Stored entries
+++++

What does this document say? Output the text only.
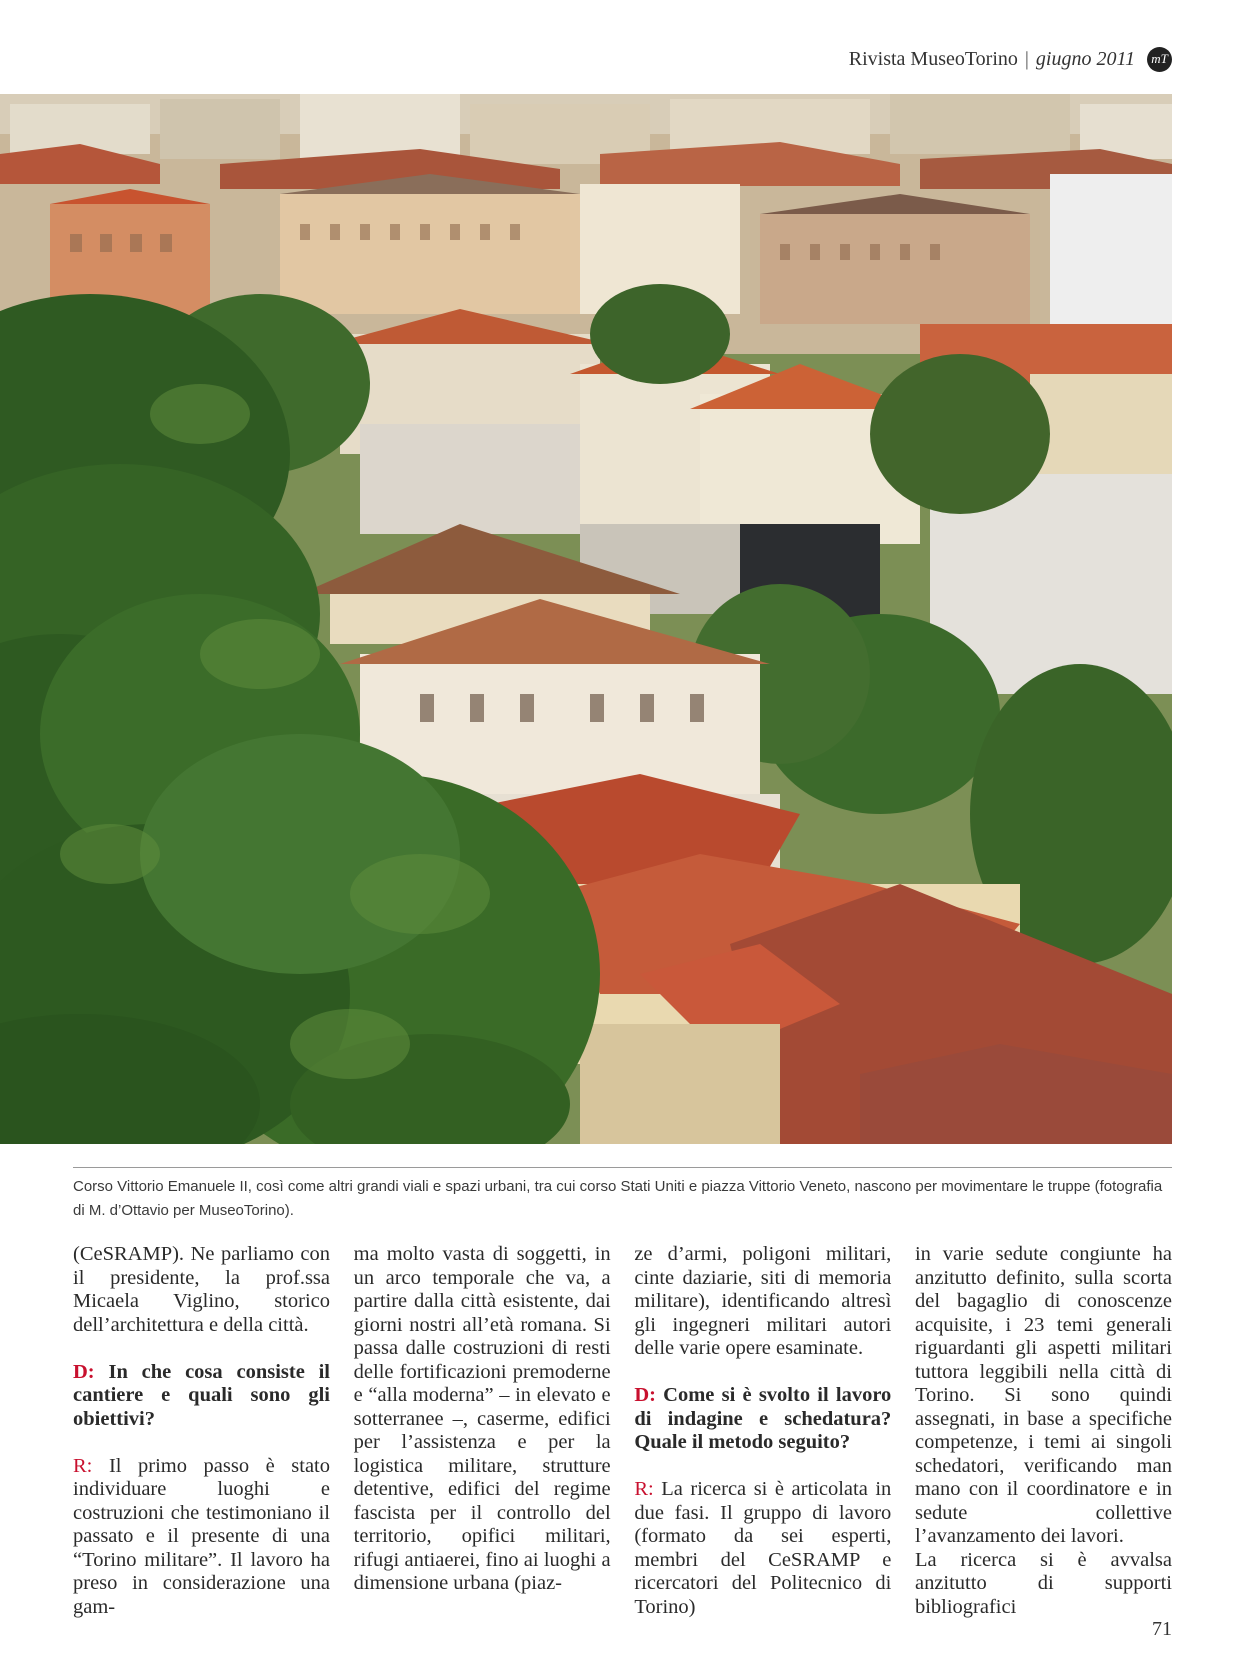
Rivista MuseoTorino | giugno 2011	mT
Corso Vittorio Emanuele II, così come altri grandi viali e spazi urbani, tra cui corso Stati Uniti e piazza Vittorio Veneto, nascono per movimentare le truppe (fotografia di M. d’Ottavio per MuseoTorino).

(CeSRAMP). Ne parliamo con il presidente, la prof.ssa Micaela Viglino, storico dell’architettura e della città.

D: In che cosa consiste il cantiere e quali sono gli obiettivi?

R: Il primo passo è stato individuare luoghi e costruzioni che testimoniano il passato e il presente di una “Torino militare”. Il lavoro ha preso in considerazione una gam-

ma molto vasta di soggetti, in un arco temporale che va, a partire dalla città esistente, dai giorni nostri all’età romana. Si passa dalle costruzioni di resti delle fortificazioni premoderne e “alla moderna” – in elevato e sotterranee –, caserme, edifici per l’assistenza e per la logistica militare, strutture detentive, edifici del regime fascista per il controllo del territorio, opifici militari, rifugi antiaerei, fino ai luoghi a dimensione urbana (piaz-

ze d’armi, poligoni militari, cinte daziarie, siti di memoria militare), identificando altresì gli ingegneri militari autori delle varie opere esaminate.

D: Come si è svolto il lavoro di indagine e schedatura? Quale il metodo seguito?

R: La ricerca si è articolata in due fasi. Il gruppo di lavoro (formato da sei esperti, membri del CeSRAMP e ricercatori del Politecnico di Torino)

in varie sedute congiunte ha anzitutto definito, sulla scorta del bagaglio di conoscenze acquisite, i 23 temi generali riguardanti gli aspetti militari tuttora leggibili nella città di Torino. Si sono quindi assegnati, in base a specifiche competenze, i temi ai singoli schedatori, verificando man mano con il coordinatore e in sedute collettive l’avanzamento dei lavori.

La ricerca si è avvalsa anzitutto di supporti bibliografici

71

+++++

All records above are to be printed exactly, minus the pictures they contain.

TASK ANSWER:
What does this document say? Output the text only.
Rivista MuseoTorino | giugno 2011	mT
Corso Vittorio Emanuele II, così come altri grandi viali e spazi urbani, tra cui corso Stati Uniti e piazza Vittorio Veneto, nascono per movimentare le truppe (fotografia di M. d’Ottavio per MuseoTorino).

(CeSRAMP). Ne parliamo con il presidente, la prof.ssa Micaela Viglino, storico dell’architettura e della città.

D: In che cosa consiste il cantiere e quali sono gli obiettivi?

R: Il primo passo è stato individuare luoghi e costruzioni che testimoniano il passato e il presente di una “Torino militare”. Il lavoro ha preso in considerazione una gam-

ma molto vasta di soggetti, in un arco temporale che va, a partire dalla città esistente, dai giorni nostri all’età romana. Si passa dalle costruzioni di resti delle fortificazioni premoderne e “alla moderna” – in elevato e sotterranee –, caserme, edifici per l’assistenza e per la logistica militare, strutture detentive, edifici del regime fascista per il controllo del territorio, opifici militari, rifugi antiaerei, fino ai luoghi a dimensione urbana (piaz-

ze d’armi, poligoni militari, cinte daziarie, siti di memoria militare), identificando altresì gli ingegneri militari autori delle varie opere esaminate.

D: Come si è svolto il lavoro di indagine e schedatura? Quale il metodo seguito?

R: La ricerca si è articolata in due fasi. Il gruppo di lavoro (formato da sei esperti, membri del CeSRAMP e ricercatori del Politecnico di Torino)

in varie sedute congiunte ha anzitutto definito, sulla scorta del bagaglio di conoscenze acquisite, i 23 temi generali riguardanti gli aspetti militari tuttora leggibili nella città di Torino. Si sono quindi assegnati, in base a specifiche competenze, i temi ai singoli schedatori, verificando man mano con il coordinatore e in sedute collettive l’avanzamento dei lavori.

La ricerca si è avvalsa anzitutto di supporti bibliografici

71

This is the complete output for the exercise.